[EXERCISE] Copy every entry word for word, but skip the pictures.

++++ DATA TO PROCESS ++++

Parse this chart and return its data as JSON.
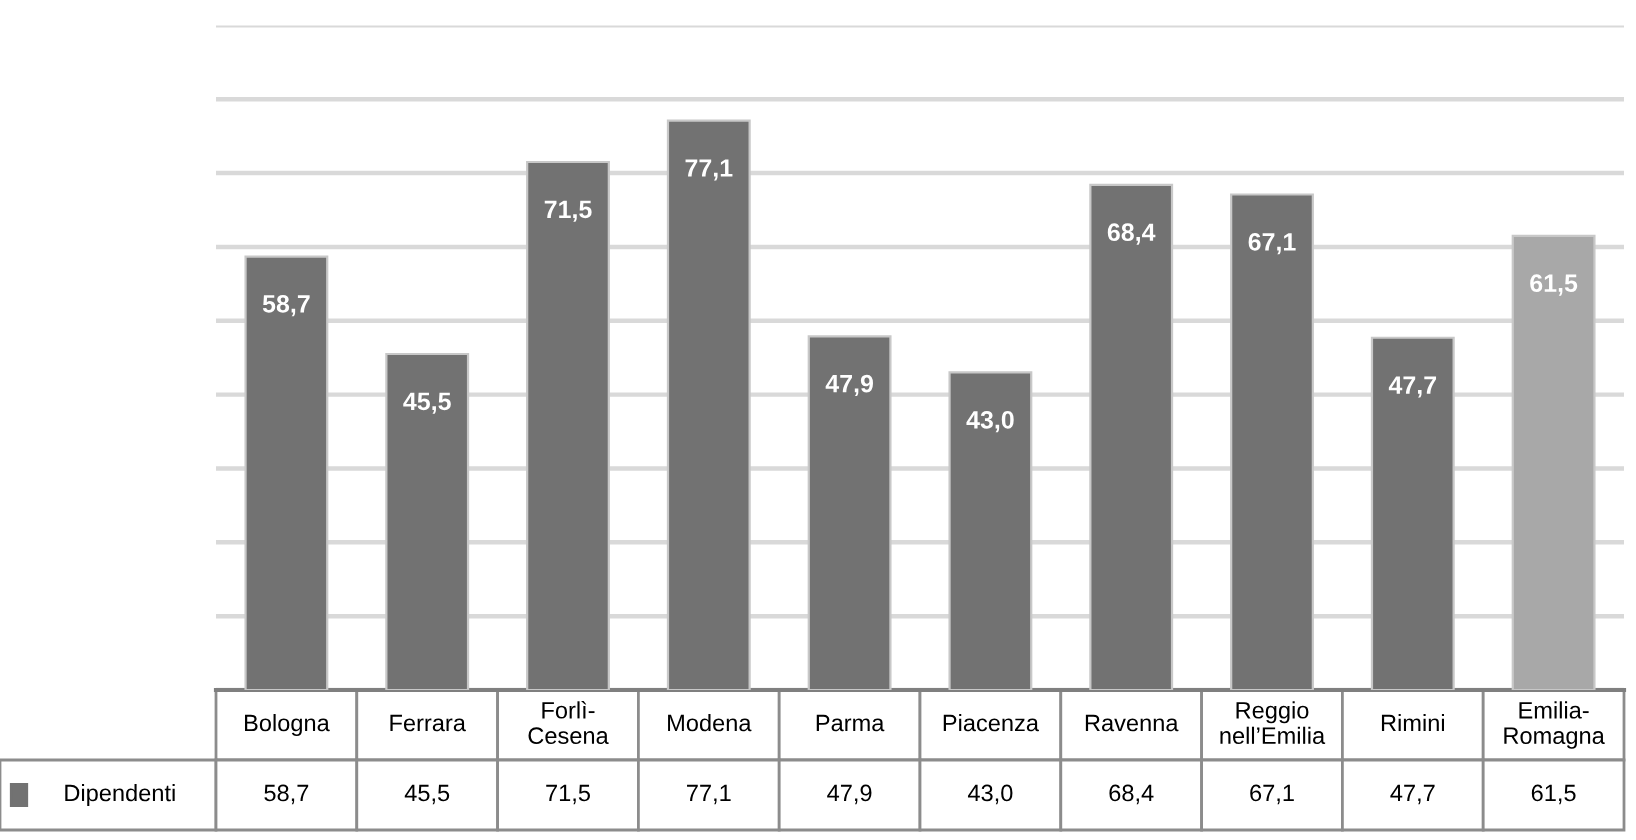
{
  "chart_data": {
    "type": "bar",
    "categories": [
      "Bologna",
      "Ferrara",
      "Forlì-\nCesena",
      "Modena",
      "Parma",
      "Piacenza",
      "Ravenna",
      "Reggio\nnell’Emilia",
      "Rimini",
      "Emilia-\nRomagna"
    ],
    "series": [
      {
        "name": "Dipendenti",
        "color": "#727272",
        "colors": [
          "#727272",
          "#727272",
          "#727272",
          "#727272",
          "#727272",
          "#727272",
          "#727272",
          "#727272",
          "#727272",
          "#a8a8a8"
        ],
        "values": [
          58.7,
          45.5,
          71.5,
          77.1,
          47.9,
          43.0,
          68.4,
          67.1,
          47.7,
          61.5
        ],
        "value_labels": [
          "58,7",
          "45,5",
          "71,5",
          "77,1",
          "47,9",
          "43,0",
          "68,4",
          "67,1",
          "47,7",
          "61,5"
        ]
      }
    ],
    "ylim": [
      0,
      90
    ],
    "yticks": [
      {
        "value": 0,
        "label": null
      },
      {
        "value": 10,
        "label": null
      },
      {
        "value": 20,
        "label": null
      },
      {
        "value": 30,
        "label": null
      },
      {
        "value": 40,
        "label": null
      },
      {
        "value": 50,
        "label": null
      },
      {
        "value": 60,
        "label": null
      },
      {
        "value": 70,
        "label": null
      },
      {
        "value": 80,
        "label": null
      },
      {
        "value": 90,
        "label": null
      }
    ],
    "grid": "y",
    "legend": "bottom"
  }
}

++++

[WRITTEN ANSWER]
Parse this chart and return its data as JSON.
{
  "chart_data": {
    "type": "bar",
    "categories": [
      "Bologna",
      "Ferrara",
      "Forlì-\nCesena",
      "Modena",
      "Parma",
      "Piacenza",
      "Ravenna",
      "Reggio\nnell’Emilia",
      "Rimini",
      "Emilia-\nRomagna"
    ],
    "series": [
      {
        "name": "Dipendenti",
        "color": "#727272",
        "colors": [
          "#727272",
          "#727272",
          "#727272",
          "#727272",
          "#727272",
          "#727272",
          "#727272",
          "#727272",
          "#727272",
          "#a8a8a8"
        ],
        "values": [
          58.7,
          45.5,
          71.5,
          77.1,
          47.9,
          43.0,
          68.4,
          67.1,
          47.7,
          61.5
        ],
        "value_labels": [
          "58,7",
          "45,5",
          "71,5",
          "77,1",
          "47,9",
          "43,0",
          "68,4",
          "67,1",
          "47,7",
          "61,5"
        ]
      }
    ],
    "ylim": [
      0,
      90
    ],
    "yticks": [
      {
        "value": 0,
        "label": null
      },
      {
        "value": 10,
        "label": null
      },
      {
        "value": 20,
        "label": null
      },
      {
        "value": 30,
        "label": null
      },
      {
        "value": 40,
        "label": null
      },
      {
        "value": 50,
        "label": null
      },
      {
        "value": 60,
        "label": null
      },
      {
        "value": 70,
        "label": null
      },
      {
        "value": 80,
        "label": null
      },
      {
        "value": 90,
        "label": null
      }
    ],
    "grid": "y",
    "legend": "bottom"
  }
}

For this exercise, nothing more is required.